• [SHORT TASK] In the entries below, count every line containing "speed". Reply with the number alone.

Figure contents as structured data
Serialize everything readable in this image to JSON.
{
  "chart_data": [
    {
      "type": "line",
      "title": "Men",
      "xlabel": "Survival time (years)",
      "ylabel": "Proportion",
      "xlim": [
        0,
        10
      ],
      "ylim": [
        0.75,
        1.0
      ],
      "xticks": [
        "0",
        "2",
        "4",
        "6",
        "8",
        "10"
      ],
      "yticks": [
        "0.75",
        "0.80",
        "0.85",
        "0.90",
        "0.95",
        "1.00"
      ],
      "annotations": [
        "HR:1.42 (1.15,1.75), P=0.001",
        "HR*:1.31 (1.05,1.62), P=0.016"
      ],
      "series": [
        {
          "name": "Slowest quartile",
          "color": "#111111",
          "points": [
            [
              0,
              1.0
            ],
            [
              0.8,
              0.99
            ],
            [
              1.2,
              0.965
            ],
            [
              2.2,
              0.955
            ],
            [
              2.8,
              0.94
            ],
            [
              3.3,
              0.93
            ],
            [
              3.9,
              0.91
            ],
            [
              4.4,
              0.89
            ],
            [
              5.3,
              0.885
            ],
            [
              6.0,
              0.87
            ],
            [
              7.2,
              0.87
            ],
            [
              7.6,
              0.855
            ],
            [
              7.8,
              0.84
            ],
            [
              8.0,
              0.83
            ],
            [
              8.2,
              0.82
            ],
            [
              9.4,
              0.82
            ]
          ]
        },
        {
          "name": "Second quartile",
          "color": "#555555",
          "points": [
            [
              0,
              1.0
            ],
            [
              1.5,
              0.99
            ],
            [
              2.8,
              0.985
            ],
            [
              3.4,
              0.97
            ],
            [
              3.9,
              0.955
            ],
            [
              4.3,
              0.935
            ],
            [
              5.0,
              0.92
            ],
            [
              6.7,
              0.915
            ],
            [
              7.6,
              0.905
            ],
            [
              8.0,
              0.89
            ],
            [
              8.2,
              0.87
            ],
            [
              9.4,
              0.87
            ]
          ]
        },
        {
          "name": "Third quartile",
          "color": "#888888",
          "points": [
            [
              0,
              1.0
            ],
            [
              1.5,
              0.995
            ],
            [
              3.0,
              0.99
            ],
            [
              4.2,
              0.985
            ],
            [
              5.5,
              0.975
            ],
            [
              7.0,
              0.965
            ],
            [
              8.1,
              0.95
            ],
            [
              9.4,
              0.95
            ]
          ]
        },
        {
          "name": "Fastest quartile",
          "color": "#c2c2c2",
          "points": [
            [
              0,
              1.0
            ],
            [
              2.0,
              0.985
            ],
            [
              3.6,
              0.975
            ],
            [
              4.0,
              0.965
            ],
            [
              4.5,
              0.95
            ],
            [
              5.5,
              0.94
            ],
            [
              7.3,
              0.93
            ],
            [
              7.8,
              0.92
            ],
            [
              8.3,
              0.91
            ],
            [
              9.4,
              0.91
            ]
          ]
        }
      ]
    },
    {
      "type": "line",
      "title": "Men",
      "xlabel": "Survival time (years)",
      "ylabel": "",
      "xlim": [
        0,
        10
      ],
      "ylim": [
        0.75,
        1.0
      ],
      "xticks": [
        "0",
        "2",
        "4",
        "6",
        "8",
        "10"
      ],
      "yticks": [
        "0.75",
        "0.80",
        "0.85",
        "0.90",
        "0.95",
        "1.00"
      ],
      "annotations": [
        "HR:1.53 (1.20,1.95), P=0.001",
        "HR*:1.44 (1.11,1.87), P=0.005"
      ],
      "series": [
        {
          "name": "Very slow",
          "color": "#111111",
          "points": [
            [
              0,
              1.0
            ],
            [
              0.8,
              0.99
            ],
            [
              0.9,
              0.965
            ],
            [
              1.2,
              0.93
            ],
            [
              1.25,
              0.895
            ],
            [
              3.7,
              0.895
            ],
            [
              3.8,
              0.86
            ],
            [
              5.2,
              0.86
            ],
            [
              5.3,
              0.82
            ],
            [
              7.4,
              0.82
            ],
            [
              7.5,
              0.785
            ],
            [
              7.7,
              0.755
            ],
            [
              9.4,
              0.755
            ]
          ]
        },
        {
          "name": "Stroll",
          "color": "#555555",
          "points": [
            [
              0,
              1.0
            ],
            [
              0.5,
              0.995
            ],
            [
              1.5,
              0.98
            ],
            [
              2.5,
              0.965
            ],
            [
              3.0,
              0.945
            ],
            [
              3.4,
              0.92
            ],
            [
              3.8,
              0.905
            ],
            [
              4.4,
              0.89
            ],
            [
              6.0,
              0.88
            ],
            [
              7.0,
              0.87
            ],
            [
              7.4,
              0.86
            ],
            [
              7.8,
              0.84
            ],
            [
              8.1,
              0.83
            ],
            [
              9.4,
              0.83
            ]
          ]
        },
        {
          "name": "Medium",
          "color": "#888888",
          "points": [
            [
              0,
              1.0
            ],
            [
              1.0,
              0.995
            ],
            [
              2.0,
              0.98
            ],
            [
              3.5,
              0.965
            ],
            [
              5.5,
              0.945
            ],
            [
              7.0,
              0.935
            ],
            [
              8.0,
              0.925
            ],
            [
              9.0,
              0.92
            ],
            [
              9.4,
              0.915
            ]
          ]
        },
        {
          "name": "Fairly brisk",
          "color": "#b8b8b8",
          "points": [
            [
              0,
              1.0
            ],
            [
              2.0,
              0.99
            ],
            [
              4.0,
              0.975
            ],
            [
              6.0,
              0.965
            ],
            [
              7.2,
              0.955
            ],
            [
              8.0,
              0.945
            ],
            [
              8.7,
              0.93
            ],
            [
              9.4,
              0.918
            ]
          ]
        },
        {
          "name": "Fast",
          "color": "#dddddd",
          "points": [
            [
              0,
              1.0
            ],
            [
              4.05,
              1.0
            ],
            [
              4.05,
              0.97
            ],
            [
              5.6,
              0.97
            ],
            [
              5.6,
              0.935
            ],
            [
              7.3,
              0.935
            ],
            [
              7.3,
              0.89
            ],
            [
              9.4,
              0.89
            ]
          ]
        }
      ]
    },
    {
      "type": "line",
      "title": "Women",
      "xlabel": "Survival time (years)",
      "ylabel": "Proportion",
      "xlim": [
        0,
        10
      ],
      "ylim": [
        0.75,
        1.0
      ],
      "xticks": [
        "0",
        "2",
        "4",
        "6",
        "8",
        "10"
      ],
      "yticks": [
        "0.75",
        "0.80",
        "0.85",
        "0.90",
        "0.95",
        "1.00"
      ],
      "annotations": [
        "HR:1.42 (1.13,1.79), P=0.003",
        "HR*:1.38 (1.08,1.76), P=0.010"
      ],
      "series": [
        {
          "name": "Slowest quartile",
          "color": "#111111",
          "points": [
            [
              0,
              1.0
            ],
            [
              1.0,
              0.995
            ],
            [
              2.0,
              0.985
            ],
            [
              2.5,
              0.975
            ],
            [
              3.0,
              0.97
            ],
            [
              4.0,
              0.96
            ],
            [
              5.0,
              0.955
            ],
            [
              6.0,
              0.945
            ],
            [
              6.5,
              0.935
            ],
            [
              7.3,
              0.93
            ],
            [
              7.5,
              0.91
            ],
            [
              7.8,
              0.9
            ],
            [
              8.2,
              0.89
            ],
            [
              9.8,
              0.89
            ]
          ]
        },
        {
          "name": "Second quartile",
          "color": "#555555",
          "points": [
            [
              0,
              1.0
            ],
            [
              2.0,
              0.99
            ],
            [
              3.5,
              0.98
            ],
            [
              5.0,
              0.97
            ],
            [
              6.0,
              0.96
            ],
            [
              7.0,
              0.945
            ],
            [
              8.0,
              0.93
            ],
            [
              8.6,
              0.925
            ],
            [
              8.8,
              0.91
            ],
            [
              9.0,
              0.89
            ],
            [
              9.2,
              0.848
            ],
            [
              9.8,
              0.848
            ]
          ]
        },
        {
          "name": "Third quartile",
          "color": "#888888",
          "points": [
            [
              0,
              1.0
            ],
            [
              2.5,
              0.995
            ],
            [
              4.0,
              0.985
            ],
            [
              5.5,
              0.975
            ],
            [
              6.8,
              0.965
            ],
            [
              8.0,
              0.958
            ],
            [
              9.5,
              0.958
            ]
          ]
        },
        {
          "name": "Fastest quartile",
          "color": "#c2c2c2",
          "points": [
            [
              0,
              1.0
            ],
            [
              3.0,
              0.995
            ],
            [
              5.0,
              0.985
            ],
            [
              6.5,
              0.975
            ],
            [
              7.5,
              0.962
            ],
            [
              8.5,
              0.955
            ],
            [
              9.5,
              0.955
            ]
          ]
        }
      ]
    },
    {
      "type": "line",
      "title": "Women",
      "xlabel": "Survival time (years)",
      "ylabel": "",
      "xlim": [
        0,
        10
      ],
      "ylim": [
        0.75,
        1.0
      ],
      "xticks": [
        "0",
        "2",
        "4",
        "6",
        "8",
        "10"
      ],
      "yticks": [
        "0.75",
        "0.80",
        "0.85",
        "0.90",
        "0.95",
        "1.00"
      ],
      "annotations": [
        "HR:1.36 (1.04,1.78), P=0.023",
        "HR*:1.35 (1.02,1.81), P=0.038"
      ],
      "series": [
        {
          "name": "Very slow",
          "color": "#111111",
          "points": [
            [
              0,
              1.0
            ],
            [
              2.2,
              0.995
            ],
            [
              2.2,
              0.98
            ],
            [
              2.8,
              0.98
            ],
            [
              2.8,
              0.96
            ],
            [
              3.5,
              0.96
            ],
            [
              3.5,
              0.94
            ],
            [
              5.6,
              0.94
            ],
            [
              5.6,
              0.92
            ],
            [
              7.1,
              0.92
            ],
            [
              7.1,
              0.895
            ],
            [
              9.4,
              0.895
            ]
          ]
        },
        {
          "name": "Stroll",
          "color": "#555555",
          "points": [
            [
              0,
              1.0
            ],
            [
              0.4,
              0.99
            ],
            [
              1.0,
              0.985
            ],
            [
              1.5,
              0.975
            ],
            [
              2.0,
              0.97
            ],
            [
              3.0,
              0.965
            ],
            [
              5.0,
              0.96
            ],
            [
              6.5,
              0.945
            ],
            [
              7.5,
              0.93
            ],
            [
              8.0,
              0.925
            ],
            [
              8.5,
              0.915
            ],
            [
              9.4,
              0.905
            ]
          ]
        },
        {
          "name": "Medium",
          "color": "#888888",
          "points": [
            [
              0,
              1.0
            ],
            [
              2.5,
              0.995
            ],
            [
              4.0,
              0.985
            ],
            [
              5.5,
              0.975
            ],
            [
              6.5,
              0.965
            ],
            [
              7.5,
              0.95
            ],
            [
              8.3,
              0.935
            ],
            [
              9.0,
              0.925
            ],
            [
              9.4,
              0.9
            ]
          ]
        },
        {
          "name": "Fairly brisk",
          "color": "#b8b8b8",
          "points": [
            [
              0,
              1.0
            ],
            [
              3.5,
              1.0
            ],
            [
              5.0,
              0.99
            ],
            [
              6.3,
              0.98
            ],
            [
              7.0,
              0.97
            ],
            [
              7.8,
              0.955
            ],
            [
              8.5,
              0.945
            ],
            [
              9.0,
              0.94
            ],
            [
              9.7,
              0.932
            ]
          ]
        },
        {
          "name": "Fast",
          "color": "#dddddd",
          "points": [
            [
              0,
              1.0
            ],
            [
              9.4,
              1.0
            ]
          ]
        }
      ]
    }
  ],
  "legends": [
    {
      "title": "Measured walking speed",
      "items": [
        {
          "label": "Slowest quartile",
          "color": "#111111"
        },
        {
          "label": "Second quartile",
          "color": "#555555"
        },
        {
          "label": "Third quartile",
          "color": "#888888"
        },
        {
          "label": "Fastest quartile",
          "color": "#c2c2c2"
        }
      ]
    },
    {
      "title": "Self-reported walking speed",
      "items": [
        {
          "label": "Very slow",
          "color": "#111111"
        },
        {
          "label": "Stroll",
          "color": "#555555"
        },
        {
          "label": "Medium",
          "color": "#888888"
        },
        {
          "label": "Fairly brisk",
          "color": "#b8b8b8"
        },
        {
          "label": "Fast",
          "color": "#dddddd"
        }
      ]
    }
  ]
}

• [OUTPUT] 2